GIVEN REQUEST -> Check each line of the records below and collect those that include the word "this".

▬▬▬▬▬▬▬▬▬▬

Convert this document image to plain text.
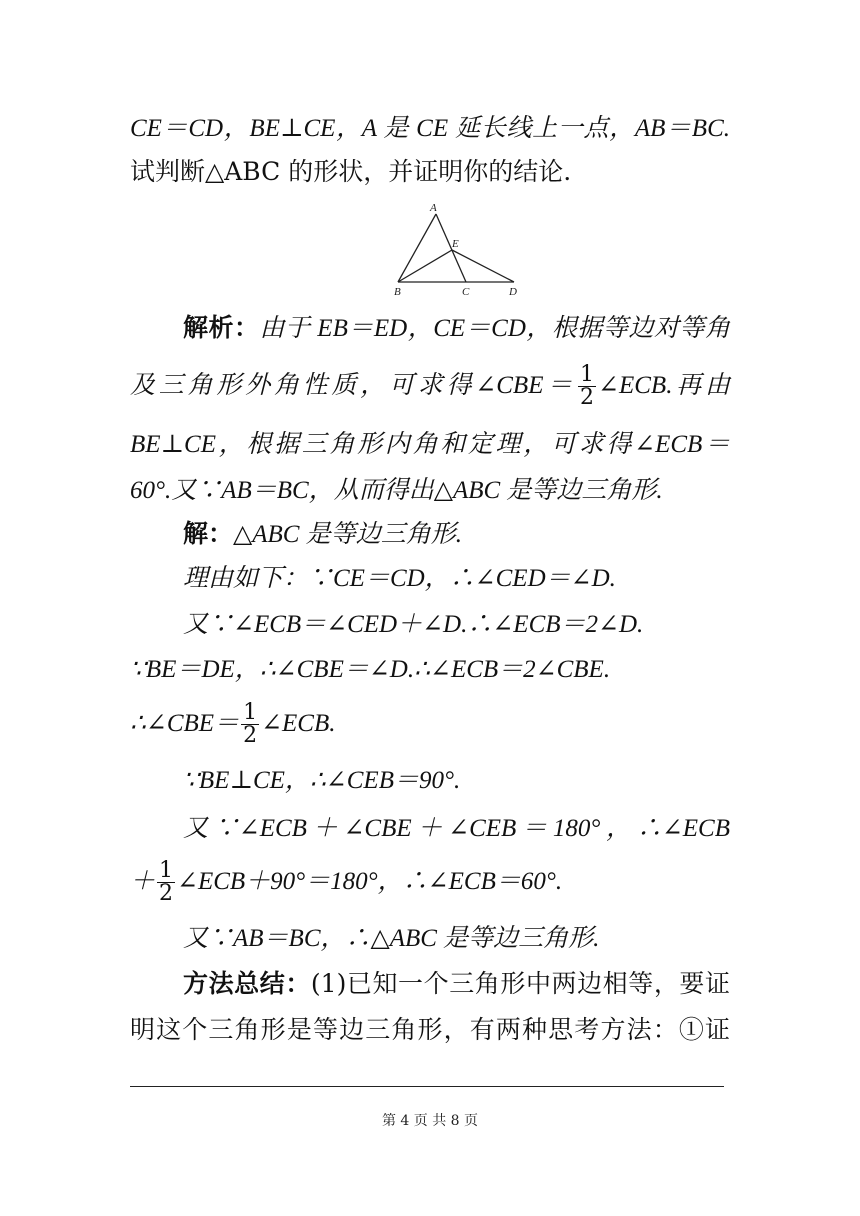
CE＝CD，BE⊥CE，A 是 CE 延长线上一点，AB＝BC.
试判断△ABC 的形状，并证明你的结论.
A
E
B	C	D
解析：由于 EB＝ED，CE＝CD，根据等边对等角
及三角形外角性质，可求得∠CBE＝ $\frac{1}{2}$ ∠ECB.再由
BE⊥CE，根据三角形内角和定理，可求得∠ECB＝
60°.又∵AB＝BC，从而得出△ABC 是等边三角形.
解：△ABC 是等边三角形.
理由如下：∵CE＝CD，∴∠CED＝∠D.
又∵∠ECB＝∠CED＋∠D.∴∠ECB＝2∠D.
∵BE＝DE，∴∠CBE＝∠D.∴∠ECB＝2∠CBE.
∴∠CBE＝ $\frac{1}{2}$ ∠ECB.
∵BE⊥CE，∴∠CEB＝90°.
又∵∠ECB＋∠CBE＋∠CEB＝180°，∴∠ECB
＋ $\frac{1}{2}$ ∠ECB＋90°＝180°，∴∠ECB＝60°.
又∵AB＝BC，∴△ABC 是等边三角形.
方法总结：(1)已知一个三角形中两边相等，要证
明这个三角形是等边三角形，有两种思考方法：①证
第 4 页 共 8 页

▬▬▬▬▬▬▬▬▬▬

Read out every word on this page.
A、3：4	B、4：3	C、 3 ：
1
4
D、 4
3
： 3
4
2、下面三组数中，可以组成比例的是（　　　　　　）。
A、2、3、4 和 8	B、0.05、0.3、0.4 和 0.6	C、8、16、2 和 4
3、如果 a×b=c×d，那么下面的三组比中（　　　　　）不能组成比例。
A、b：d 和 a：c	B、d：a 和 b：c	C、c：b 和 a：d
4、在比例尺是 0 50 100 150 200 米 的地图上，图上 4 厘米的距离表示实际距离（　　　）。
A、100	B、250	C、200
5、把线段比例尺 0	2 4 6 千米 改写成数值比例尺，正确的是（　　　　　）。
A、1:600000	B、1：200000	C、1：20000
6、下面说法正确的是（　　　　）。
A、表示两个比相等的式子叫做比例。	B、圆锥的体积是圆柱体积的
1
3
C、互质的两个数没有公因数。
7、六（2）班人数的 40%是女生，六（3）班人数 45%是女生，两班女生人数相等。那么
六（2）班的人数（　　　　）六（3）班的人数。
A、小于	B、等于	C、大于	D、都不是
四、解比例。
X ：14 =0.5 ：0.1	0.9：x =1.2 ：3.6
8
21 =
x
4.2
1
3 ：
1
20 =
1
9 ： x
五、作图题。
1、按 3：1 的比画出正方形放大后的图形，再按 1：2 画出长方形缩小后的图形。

▬▬▬▬▬▬▬▬▬▬

REPLY TO THE TASK ->
Convert this document image to plain text.
Read out every word on this page.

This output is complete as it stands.